A key element in the proposal, details of which were not revealed, is a method of measuring underground nuclear explosions, the only nuclear tests not banned under international agreements.
Although the President described the test measurement system as a “new technical method,” one Administration official, speaking on the condition that he not be identified, said it has been used in monitoring about 100 nuclear tests in the last decade.
No Soviet Reaction
No immediate reaction to the proposal was reported from the Soviet Union.
The proposal was made at the end of a week in which the Soviet Union had offered to refrain from nuclear tests as long as the United States also adhered to such a moratorium.
Reagan’s proposal included a renewed offer to Gorbachev to send representatives to monitor a U.S. nuclear explosion, a proposal that Moscow has previously rejected. The United States, in turn, has rejected the Soviet proposal that it join the Kremlin’s unilateral ban on testing.
Defense Secretary Caspar W. Weinberger said Friday that because the United States relies on its nuclear weapons to deter attack, “there is only one course that is prudent and necessary to pursue, and that is to make sure those weapons work. And you have to do that by having tests.”
In a written statement made public at the White House, Reagan said he was urging the Soviet Union “to join us without delay in bilateral discussions on finding ways to reach agreement on essential . . . improvements” to the methods used to verify compliance with limits on nuclear explosions.
“We are seriously concerned about the past pattern of Soviet testing as well as current verification uncertainties, and have determined that a number of Soviet tests constitute likely violations of obligations under the Threshold Test Ban Treaty of 1974,” he said.
Balked at Ratification
The President has balked at sending to the Senate for ratification the 1974 agreement limiting the size of underground nuclear tests and a 1976 agreement on the peaceful use of underground nuclear explosions. He has asserted that additional procedures are needed to verify compliance with the pacts.
The agreements limit underground nuclear tests to 150 kilotons--the equivalent of 150,000 tons of TNT and 10 times the destructive power of the atomic bomb dropped on Hiroshima in 1945. The United States and the Soviet Union have said they will observe the limit, but each has suggested that the other has violated it.
Reagan disclosed that he had sent to Gorbachev the identity of the U.S. method of measuring the yield of nuclear tests, a system called “Continuous Reflectometry for Radius vs. Time Experiment,” or CORRTEX.
Under this method, an Administration official said, a cable is placed in the hole in which a nuclear explosion is to occur, and a low-energy electrical pulse is sent to the end of the cable and back while scientists measure the amount of time it takes for the pulse to travel the course.
By sending a similar pulse after the blast, scientists can determine the extent of damage caused by the explosion and can then measure its strength.
At Least 100 Tests
The accuracy of this method, the official said, has been checked in at least 100 nuclear tests since the middle 1970s.
To allow the Soviets to examine the system, Reagan said, he invited Gorbachev to send scientists to the U.S. nuclear test site in Nevada during the third week in April, when, the President said, “they could also monitor a planned U.S. nuclear weapons test.”
“In making this offer, I made clear to General Secretary Gorbachev that if we could reach agreement on the use of an effective verification system incorporating such a method to verify” the unratified test agreements, “I would be prepared to move forward on ratification” of the two treaties.
Reagan said the “specificity and concreteness” of the proposal made it unique, along with “the detailed new technical information we have provided to the Soviet Union in trying to solve these verification uncertainties.”
The disclosure of the proposal appeared to reflect the Administration’s concern that Gorbachev had made headway in garnering international public support by freezing Soviet nuclear tests. The Administration has said the Soviets were able to halt their tests because they had completed their planned experiments.
‘Beaten About Head, Shoulders’
“We’ve been beaten about the head and shoulders” by the Gorbachev proposals, an Administration official said.
However, David McKillop, director of the comprehensive test ban task force of the pro-arms control Committee for National Security, said, “I doubt very much the Soviets will fall for this.”
He was quoted by the Associated Press as saying that the last time the United States invited Soviet scientists to observe a nuclear test, the invitation was rejected, and that he expected an even more emphatic reaction this time.

INFORMATION SUPPLIED »
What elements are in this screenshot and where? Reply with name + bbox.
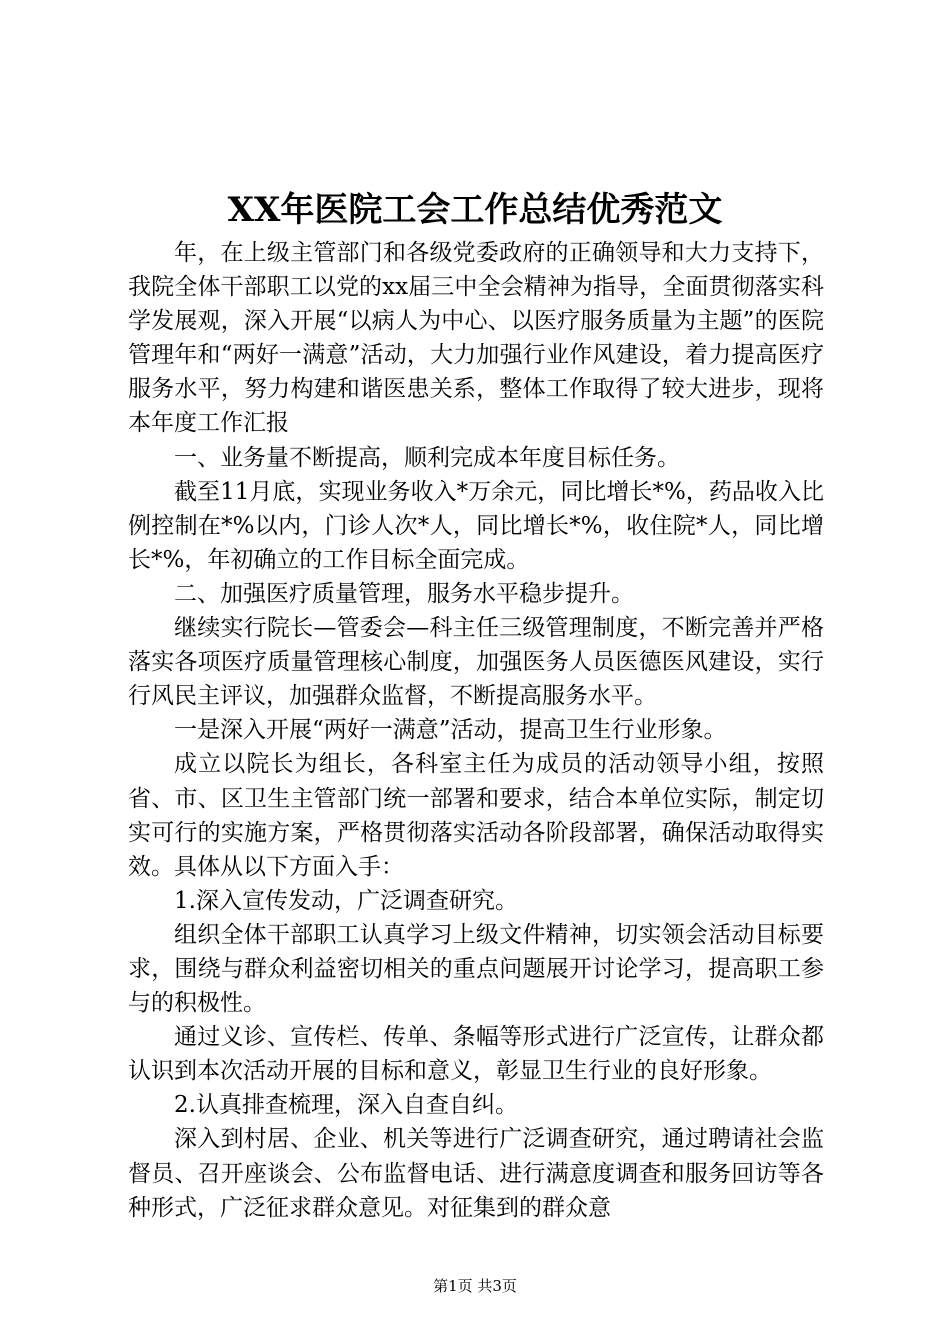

WHAT TO PRODUCE » Check each statement against the article on Reagan's nuclear test proposal. For each, answer yes or no and quote the words of the article that decide it. 1. The Soviet Union reacted at once to the proposal. 2. Reagan invited Gorbachev to send scientists to the U.S. test site in Nevada in the third week in April. 3. An Administration official said the measuring method had been checked in at least 100 nuclear tests since the middle 1970s.

FINAL RESULT »
1. No: "No immediate reaction to the proposal was reported from the Soviet Union."
2. Yes: "he invited Gorbachev to send scientists to the U.S. nuclear test site in Nevada during the third week in April"
3. Yes: "has been checked in at least 100 nuclear tests since the middle 1970s"